### Given task
Gather all lines from the material that contain the word "номинальная".

(Stored data entries)
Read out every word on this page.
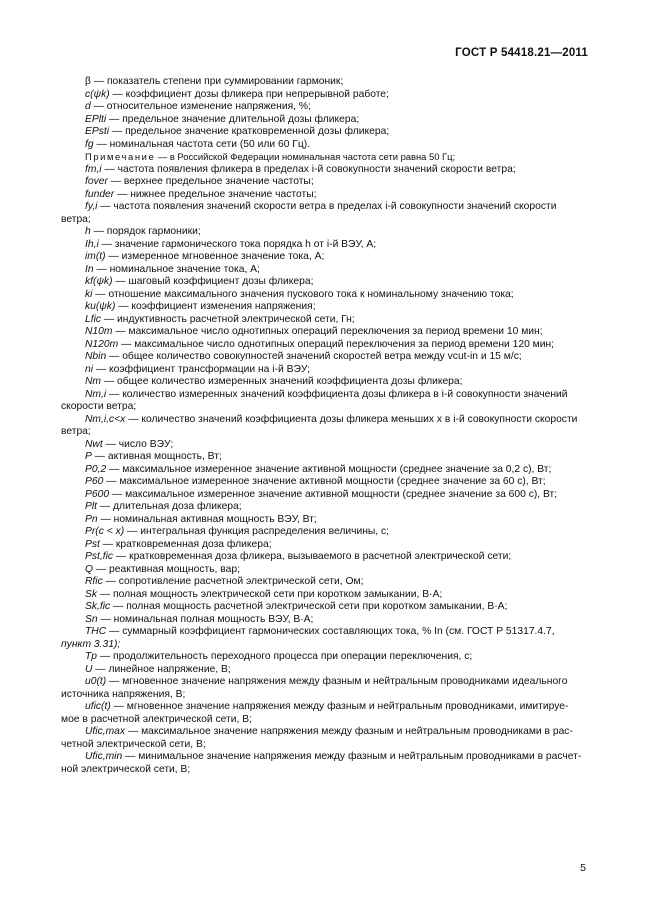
ГОСТ Р 54418.21—2011
β — показатель степени при суммировании гармоник;
c(ψk) — коэффициент дозы фликера при непрерывной работе;
d — относительное изменение напряжения, %;
EPlti — предельное значение длительной дозы фликера;
EPsti — предельное значение кратковременной дозы фликера;
fg — номинальная частота сети (50 или 60 Гц).
Примечание — в Российской Федерации номинальная частота сети равна 50 Гц;
fm,i — частота появления фликера в пределах i-й совокупности значений скорости ветра;
fover — верхнее предельное значение частоты;
funder — нижнее предельное значение частоты;
fy,i — частота появления значений скорости ветра в пределах i-й совокупности значений скорости
ветра;
h — порядок гармоники;
Ih,i — значение гармонического тока порядка h от i-й ВЭУ, А;
im(t) — измеренное мгновенное значение тока, А;
In — номинальное значение тока, А;
kf(ψk) — шаговый коэффициент дозы фликера;
ki — отношение максимального значения пускового тока к номинальному значению тока;
ku(ψk) — коэффициент изменения напряжения;
Lfic — индуктивность расчетной электрической сети, Гн;
N10m — максимальное число однотипных операций переключения за период времени 10 мин;
N120m — максимальное число однотипных операций переключения за период времени 120 мин;
Nbin — общее количество совокупностей значений скоростей ветра между vcut-in и 15 м/с;
ni — коэффициент трансформации на i-й ВЭУ;
Nm — общее количество измеренных значений коэффициента дозы фликера;
Nm,i — количество измеренных значений коэффициента дозы фликера в i-й совокупности значений
скорости ветра;
Nm,i,c<x — количество значений коэффициента дозы фликера меньших x в i-й совокупности скорости
ветра;
Nwt — число ВЭУ;
P — активная мощность, Вт;
P0,2 — максимальное измеренное значение активной мощности (среднее значение за 0,2 с), Вт;
P60 — максимальное измеренное значение активной мощности (среднее значение за 60 с), Вт;
P600 — максимальное измеренное значение активной мощности (среднее значение за 600 с), Вт;
Plt — длительная доза фликера;
Pn — номинальная активная мощность ВЭУ, Вт;
Pr(c < x) — интегральная функция распределения величины, с;
Pst — кратковременная доза фликера;
Pst,fic — кратковременная доза фликера, вызываемого в расчетной электрической сети;
Q — реактивная мощность, вар;
Rfic — сопротивление расчетной электрической сети, Ом;
Sk — полная мощность электрической сети при коротком замыкании, В·А;
Sk,fic — полная мощность расчетной электрической сети при коротком замыкании, В·А;
Sn — номинальная полная мощность ВЭУ, В·А;
THC — суммарный коэффициент гармонических составляющих тока, % In (см. ГОСТ Р 51317.4.7,
пункт 3.31);
Tp — продолжительность переходного процесса при операции переключения, с;
U — линейное напряжение, В;
u0(t) — мгновенное значение напряжения между фазным и нейтральным проводниками идеального
источника напряжения, В;
ufic(t) — мгновенное значение напряжения между фазным и нейтральным проводниками, имитируе-
мое в расчетной электрической сети, В;
Ufic,max — максимальное значение напряжения между фазным и нейтральным проводниками в рас-
четной электрической сети, В;
Ufic,min — минимальное значение напряжения между фазным и нейтральным проводниками в расчет-
ной электрической сети, В;
5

### Final result
fg — номинальная частота сети (50 или 60 Гц).
Примечание — в Российской Федерации номинальная частота сети равна 50 Гц;
Pn — номинальная активная мощность ВЭУ, Вт;
Sn — номинальная полная мощность ВЭУ, В·А;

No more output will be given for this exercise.